**Exercise description**
Write the listing out again, all of it, word for word.

**Input data**
────

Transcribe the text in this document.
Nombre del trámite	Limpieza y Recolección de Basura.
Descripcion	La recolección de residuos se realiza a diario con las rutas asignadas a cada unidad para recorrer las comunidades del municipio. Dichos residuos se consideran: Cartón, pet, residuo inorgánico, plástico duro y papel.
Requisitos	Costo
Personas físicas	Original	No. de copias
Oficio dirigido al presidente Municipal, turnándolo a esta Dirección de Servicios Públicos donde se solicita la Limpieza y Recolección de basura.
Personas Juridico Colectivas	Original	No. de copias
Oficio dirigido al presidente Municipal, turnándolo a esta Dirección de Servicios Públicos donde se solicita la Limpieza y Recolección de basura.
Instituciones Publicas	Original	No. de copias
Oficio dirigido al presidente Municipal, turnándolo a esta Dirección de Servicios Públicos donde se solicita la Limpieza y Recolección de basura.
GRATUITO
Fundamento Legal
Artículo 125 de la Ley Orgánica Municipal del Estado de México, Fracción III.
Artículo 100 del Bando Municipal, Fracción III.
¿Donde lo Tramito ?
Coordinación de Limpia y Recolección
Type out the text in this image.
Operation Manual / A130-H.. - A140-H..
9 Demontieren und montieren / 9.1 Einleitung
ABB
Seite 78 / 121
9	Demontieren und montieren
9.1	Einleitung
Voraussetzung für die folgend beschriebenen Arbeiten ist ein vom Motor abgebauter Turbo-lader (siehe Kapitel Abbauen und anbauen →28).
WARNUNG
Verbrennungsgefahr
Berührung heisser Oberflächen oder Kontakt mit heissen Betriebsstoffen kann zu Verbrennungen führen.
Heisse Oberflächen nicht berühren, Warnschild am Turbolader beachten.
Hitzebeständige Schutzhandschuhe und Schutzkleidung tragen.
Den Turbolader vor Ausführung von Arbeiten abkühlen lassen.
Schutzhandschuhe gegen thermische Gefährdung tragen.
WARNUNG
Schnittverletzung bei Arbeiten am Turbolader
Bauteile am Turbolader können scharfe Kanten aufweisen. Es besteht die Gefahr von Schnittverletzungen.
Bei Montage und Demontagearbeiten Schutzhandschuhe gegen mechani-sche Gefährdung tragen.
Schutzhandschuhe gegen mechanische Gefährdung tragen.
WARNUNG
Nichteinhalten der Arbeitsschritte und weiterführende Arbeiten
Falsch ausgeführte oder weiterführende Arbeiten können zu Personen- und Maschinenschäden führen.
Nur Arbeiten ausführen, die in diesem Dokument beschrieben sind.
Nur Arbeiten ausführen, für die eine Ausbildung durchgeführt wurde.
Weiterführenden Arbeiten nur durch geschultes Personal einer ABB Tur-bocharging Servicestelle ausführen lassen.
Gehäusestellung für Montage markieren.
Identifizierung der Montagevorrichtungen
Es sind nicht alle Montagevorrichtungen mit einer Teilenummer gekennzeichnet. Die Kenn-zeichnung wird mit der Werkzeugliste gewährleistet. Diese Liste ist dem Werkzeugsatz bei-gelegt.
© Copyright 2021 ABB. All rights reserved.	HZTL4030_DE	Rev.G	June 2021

────

**The result**
Transcribe the text in this document.
Nombre del trámite	Limpieza y Recolección de Basura.
Descripcion	La recolección de residuos se realiza a diario con las rutas asignadas a cada unidad para recorrer las comunidades del municipio. Dichos residuos se consideran: Cartón, pet, residuo inorgánico, plástico duro y papel.
Requisitos	Costo
Personas físicas	Original	No. de copias
Oficio dirigido al presidente Municipal, turnándolo a esta Dirección de Servicios Públicos donde se solicita la Limpieza y Recolección de basura.
Personas Juridico Colectivas	Original	No. de copias
Oficio dirigido al presidente Municipal, turnándolo a esta Dirección de Servicios Públicos donde se solicita la Limpieza y Recolección de basura.
Instituciones Publicas	Original	No. de copias
Oficio dirigido al presidente Municipal, turnándolo a esta Dirección de Servicios Públicos donde se solicita la Limpieza y Recolección de basura.
GRATUITO
Fundamento Legal
Artículo 125 de la Ley Orgánica Municipal del Estado de México, Fracción III.
Artículo 100 del Bando Municipal, Fracción III.
¿Donde lo Tramito ?
Coordinación de Limpia y Recolección
Type out the text in this image.
Operation Manual / A130-H.. - A140-H..
9 Demontieren und montieren / 9.1 Einleitung
ABB
Seite 78 / 121
9	Demontieren und montieren
9.1	Einleitung
Voraussetzung für die folgend beschriebenen Arbeiten ist ein vom Motor abgebauter Turbo-lader (siehe Kapitel Abbauen und anbauen →28).
WARNUNG
Verbrennungsgefahr
Berührung heisser Oberflächen oder Kontakt mit heissen Betriebsstoffen kann zu Verbrennungen führen.
Heisse Oberflächen nicht berühren, Warnschild am Turbolader beachten.
Hitzebeständige Schutzhandschuhe und Schutzkleidung tragen.
Den Turbolader vor Ausführung von Arbeiten abkühlen lassen.
Schutzhandschuhe gegen thermische Gefährdung tragen.
WARNUNG
Schnittverletzung bei Arbeiten am Turbolader
Bauteile am Turbolader können scharfe Kanten aufweisen. Es besteht die Gefahr von Schnittverletzungen.
Bei Montage und Demontagearbeiten Schutzhandschuhe gegen mechani-sche Gefährdung tragen.
Schutzhandschuhe gegen mechanische Gefährdung tragen.
WARNUNG
Nichteinhalten der Arbeitsschritte und weiterführende Arbeiten
Falsch ausgeführte oder weiterführende Arbeiten können zu Personen- und Maschinenschäden führen.
Nur Arbeiten ausführen, die in diesem Dokument beschrieben sind.
Nur Arbeiten ausführen, für die eine Ausbildung durchgeführt wurde.
Weiterführenden Arbeiten nur durch geschultes Personal einer ABB Tur-bocharging Servicestelle ausführen lassen.
Gehäusestellung für Montage markieren.
Identifizierung der Montagevorrichtungen
Es sind nicht alle Montagevorrichtungen mit einer Teilenummer gekennzeichnet. Die Kenn-zeichnung wird mit der Werkzeugliste gewährleistet. Diese Liste ist dem Werkzeugsatz bei-gelegt.
© Copyright 2021 ABB. All rights reserved.	HZTL4030_DE	Rev.G	June 2021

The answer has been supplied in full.